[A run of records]
━━━━━━━━━━

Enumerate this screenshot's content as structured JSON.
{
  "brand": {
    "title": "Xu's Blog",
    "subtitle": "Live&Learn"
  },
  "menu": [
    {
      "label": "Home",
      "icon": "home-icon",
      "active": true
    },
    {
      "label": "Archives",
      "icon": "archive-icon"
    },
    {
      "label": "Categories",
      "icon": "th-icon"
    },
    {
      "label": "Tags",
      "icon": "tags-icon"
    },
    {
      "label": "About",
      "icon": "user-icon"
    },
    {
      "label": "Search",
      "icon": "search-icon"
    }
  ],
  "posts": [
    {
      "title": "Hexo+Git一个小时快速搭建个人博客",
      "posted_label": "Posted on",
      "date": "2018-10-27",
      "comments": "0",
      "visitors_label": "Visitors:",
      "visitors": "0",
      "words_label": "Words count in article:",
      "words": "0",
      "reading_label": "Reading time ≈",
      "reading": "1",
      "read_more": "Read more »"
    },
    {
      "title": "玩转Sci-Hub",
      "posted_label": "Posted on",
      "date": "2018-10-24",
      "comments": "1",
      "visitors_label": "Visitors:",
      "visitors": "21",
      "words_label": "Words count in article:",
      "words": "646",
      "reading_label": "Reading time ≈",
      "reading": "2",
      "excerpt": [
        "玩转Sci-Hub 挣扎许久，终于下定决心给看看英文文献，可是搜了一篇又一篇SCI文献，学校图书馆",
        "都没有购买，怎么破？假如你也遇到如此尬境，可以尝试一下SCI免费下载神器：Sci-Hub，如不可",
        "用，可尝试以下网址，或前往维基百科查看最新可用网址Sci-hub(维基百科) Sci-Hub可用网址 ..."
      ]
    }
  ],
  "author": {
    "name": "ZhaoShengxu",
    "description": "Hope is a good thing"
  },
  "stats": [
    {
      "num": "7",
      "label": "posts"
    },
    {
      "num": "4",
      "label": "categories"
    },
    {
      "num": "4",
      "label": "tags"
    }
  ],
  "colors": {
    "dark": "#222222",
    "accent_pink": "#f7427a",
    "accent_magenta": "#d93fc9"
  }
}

━━━━━━━━━━

WHAT IS BEING ASKED
Restate the listing above word for word.

ANSWER TO THE PROBLEM
Enumerate this screenshot's content as structured JSON.
{
  "brand": {
    "title": "Xu's Blog",
    "subtitle": "Live&Learn"
  },
  "menu": [
    {
      "label": "Home",
      "icon": "home-icon",
      "active": true
    },
    {
      "label": "Archives",
      "icon": "archive-icon"
    },
    {
      "label": "Categories",
      "icon": "th-icon"
    },
    {
      "label": "Tags",
      "icon": "tags-icon"
    },
    {
      "label": "About",
      "icon": "user-icon"
    },
    {
      "label": "Search",
      "icon": "search-icon"
    }
  ],
  "posts": [
    {
      "title": "Hexo+Git一个小时快速搭建个人博客",
      "posted_label": "Posted on",
      "date": "2018-10-27",
      "comments": "0",
      "visitors_label": "Visitors:",
      "visitors": "0",
      "words_label": "Words count in article:",
      "words": "0",
      "reading_label": "Reading time ≈",
      "reading": "1",
      "read_more": "Read more »"
    },
    {
      "title": "玩转Sci-Hub",
      "posted_label": "Posted on",
      "date": "2018-10-24",
      "comments": "1",
      "visitors_label": "Visitors:",
      "visitors": "21",
      "words_label": "Words count in article:",
      "words": "646",
      "reading_label": "Reading time ≈",
      "reading": "2",
      "excerpt": [
        "玩转Sci-Hub 挣扎许久，终于下定决心给看看英文文献，可是搜了一篇又一篇SCI文献，学校图书馆",
        "都没有购买，怎么破？假如你也遇到如此尬境，可以尝试一下SCI免费下载神器：Sci-Hub，如不可",
        "用，可尝试以下网址，或前往维基百科查看最新可用网址Sci-hub(维基百科) Sci-Hub可用网址 ..."
      ]
    }
  ],
  "author": {
    "name": "ZhaoShengxu",
    "description": "Hope is a good thing"
  },
  "stats": [
    {
      "num": "7",
      "label": "posts"
    },
    {
      "num": "4",
      "label": "categories"
    },
    {
      "num": "4",
      "label": "tags"
    }
  ],
  "colors": {
    "dark": "#222222",
    "accent_pink": "#f7427a",
    "accent_magenta": "#d93fc9"
  }
}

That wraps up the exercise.